> [Prompt]
Each entry below is to be written out exactly, and the pictures are to be left out.

[START Supplied material]

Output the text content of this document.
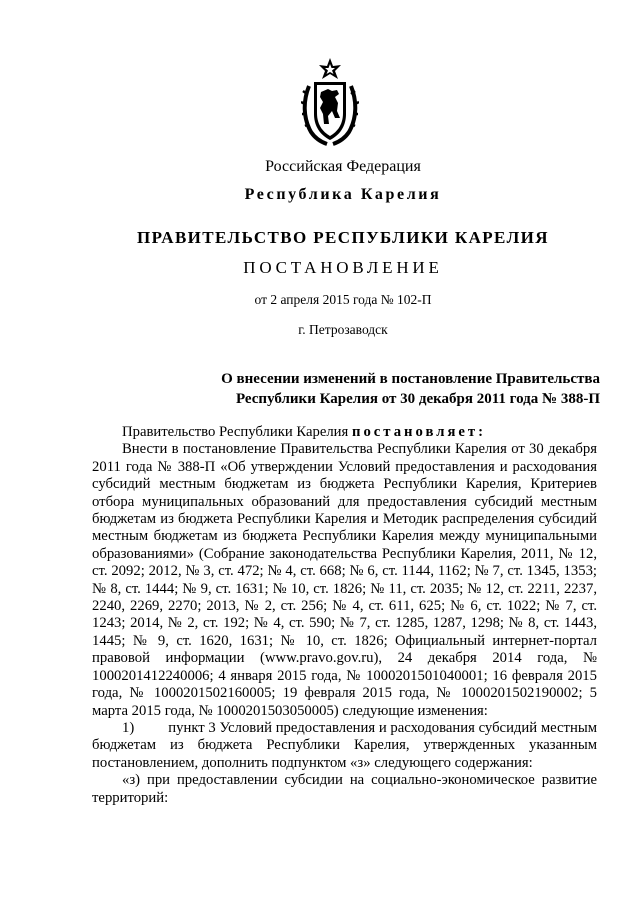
Российская Федерация
Республика Карелия
ПРАВИТЕЛЬСТВО РЕСПУБЛИКИ КАРЕЛИЯ
ПОСТАНОВЛЕНИЕ
от 2 апреля 2015 года № 102-П
г. Петрозаводск
О внесении изменений в постановление Правительства
Республики Карелия от 30 декабря 2011 года № 388-П

Правительство Республики Карелия постановляет:

Внести в постановление Правительства Республики Карелия от 30 декабря 2011 года № 388-П «Об утверждении Условий предоставления и расходования субсидий местным бюджетам из бюджета Республики Карелия, Критериев отбора муниципальных образований для предоставления субсидий местным бюджетам из бюджета Республики Карелия и Методик распределения субсидий местным бюджетам из бюджета Республики Карелия между муниципальными образованиями» (Собрание законодательства Республики Карелия, 2011, № 12, ст. 2092; 2012, № 3, ст. 472; № 4, ст. 668; № 6, ст. 1144, 1162; № 7, ст. 1345, 1353; № 8, ст. 1444; № 9, ст. 1631; № 10, ст. 1826; № 11, ст. 2035; № 12, ст. 2211, 2237, 2240, 2269, 2270; 2013, № 2, ст. 256; № 4, ст. 611, 625; № 6, ст. 1022; № 7, ст. 1243; 2014, № 2, ст. 192; № 4, ст. 590; № 7, ст. 1285, 1287, 1298; № 8, ст. 1443, 1445; № 9, ст. 1620, 1631; № 10, ст. 1826; Официальный интернет-портал правовой информации (www.pravo.gov.ru), 24 декабря 2014 года, № 1000201412240006; 4 января 2015 года, № 1000201501040001; 16 февраля 2015 года, № 1000201502160005; 19 февраля 2015 года, № 1000201502190002; 5 марта 2015 года, № 1000201503050005) следующие изменения:

1) пункт 3 Условий предоставления и расходования субсидий местным бюджетам из бюджета Республики Карелия, утвержденных указанным постановлением, дополнить подпунктом «з» следующего содержания:

«з) при предоставлении субсидии на социально-экономическое развитие территорий:
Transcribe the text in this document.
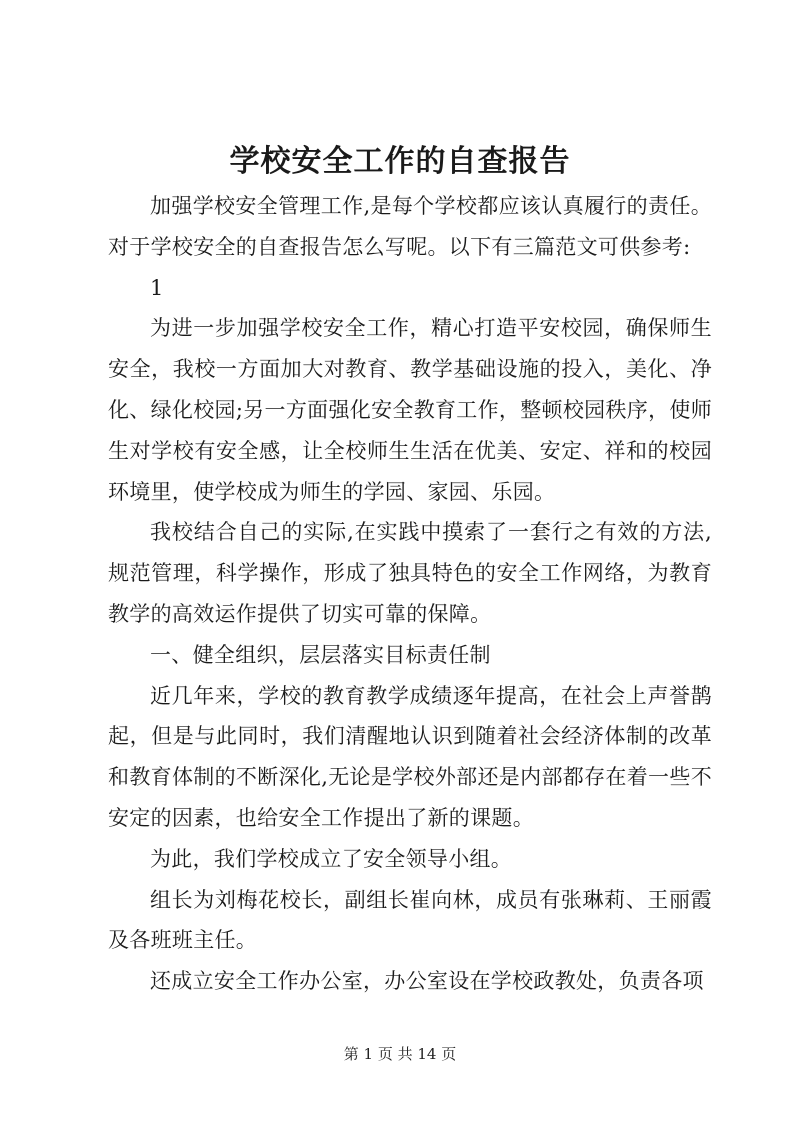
学校安全工作的自查报告

加强学校安全管理工作,是每个学校都应该认真履行的责任。对于学校安全的自查报告怎么写呢。以下有三篇范文可供参考:

1

为进一步加强学校安全工作，精心打造平安校园，确保师生安全，我校一方面加大对教育、教学基础设施的投入，美化、净化、绿化校园;另一方面强化安全教育工作，整顿校园秩序，使师生对学校有安全感，让全校师生生活在优美、安定、祥和的校园环境里，使学校成为师生的学园、家园、乐园。

我校结合自己的实际,在实践中摸索了一套行之有效的方法,规范管理，科学操作，形成了独具特色的安全工作网络，为教育教学的高效运作提供了切实可靠的保障。

一、健全组织，层层落实目标责任制

近几年来，学校的教育教学成绩逐年提高，在社会上声誉鹊起，但是与此同时，我们清醒地认识到随着社会经济体制的改革和教育体制的不断深化,无论是学校外部还是内部都存在着一些不安定的因素，也给安全工作提出了新的课题。

为此，我们学校成立了安全领导小组。

组长为刘梅花校长，副组长崔向林，成员有张琳莉、王丽霞及各班班主任。

还成立安全工作办公室，办公室设在学校政教处，负责各项

第 1 页 共 14 页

[END Supplied material]

> [Final result]
Output the text content of this document.
Российская Федерация
Республика Карелия
ПРАВИТЕЛЬСТВО РЕСПУБЛИКИ КАРЕЛИЯ
ПОСТАНОВЛЕНИЕ
от 2 апреля 2015 года № 102-П
г. Петрозаводск
О внесении изменений в постановление Правительства
Республики Карелия от 30 декабря 2011 года № 388-П

Правительство Республики Карелия постановляет:

Внести в постановление Правительства Республики Карелия от 30 декабря 2011 года № 388-П «Об утверждении Условий предоставления и расходования субсидий местным бюджетам из бюджета Республики Карелия, Критериев отбора муниципальных образований для предоставления субсидий местным бюджетам из бюджета Республики Карелия и Методик распределения субсидий местным бюджетам из бюджета Республики Карелия между муниципальными образованиями» (Собрание законодательства Республики Карелия, 2011, № 12, ст. 2092; 2012, № 3, ст. 472; № 4, ст. 668; № 6, ст. 1144, 1162; № 7, ст. 1345, 1353; № 8, ст. 1444; № 9, ст. 1631; № 10, ст. 1826; № 11, ст. 2035; № 12, ст. 2211, 2237, 2240, 2269, 2270; 2013, № 2, ст. 256; № 4, ст. 611, 625; № 6, ст. 1022; № 7, ст. 1243; 2014, № 2, ст. 192; № 4, ст. 590; № 7, ст. 1285, 1287, 1298; № 8, ст. 1443, 1445; № 9, ст. 1620, 1631; № 10, ст. 1826; Официальный интернет-портал правовой информации (www.pravo.gov.ru), 24 декабря 2014 года, № 1000201412240006; 4 января 2015 года, № 1000201501040001; 16 февраля 2015 года, № 1000201502160005; 19 февраля 2015 года, № 1000201502190002; 5 марта 2015 года, № 1000201503050005) следующие изменения:

1) пункт 3 Условий предоставления и расходования субсидий местным бюджетам из бюджета Республики Карелия, утвержденных указанным постановлением, дополнить подпунктом «з» следующего содержания:

«з) при предоставлении субсидии на социально-экономическое развитие территорий:
Transcribe the text in this document.
学校安全工作的自查报告

加强学校安全管理工作,是每个学校都应该认真履行的责任。对于学校安全的自查报告怎么写呢。以下有三篇范文可供参考:

1

为进一步加强学校安全工作，精心打造平安校园，确保师生安全，我校一方面加大对教育、教学基础设施的投入，美化、净化、绿化校园;另一方面强化安全教育工作，整顿校园秩序，使师生对学校有安全感，让全校师生生活在优美、安定、祥和的校园环境里，使学校成为师生的学园、家园、乐园。

我校结合自己的实际,在实践中摸索了一套行之有效的方法,规范管理，科学操作，形成了独具特色的安全工作网络，为教育教学的高效运作提供了切实可靠的保障。

一、健全组织，层层落实目标责任制

近几年来，学校的教育教学成绩逐年提高，在社会上声誉鹊起，但是与此同时，我们清醒地认识到随着社会经济体制的改革和教育体制的不断深化,无论是学校外部还是内部都存在着一些不安定的因素，也给安全工作提出了新的课题。

为此，我们学校成立了安全领导小组。

组长为刘梅花校长，副组长崔向林，成员有张琳莉、王丽霞及各班班主任。

还成立安全工作办公室，办公室设在学校政教处，负责各项

第 1 页 共 14 页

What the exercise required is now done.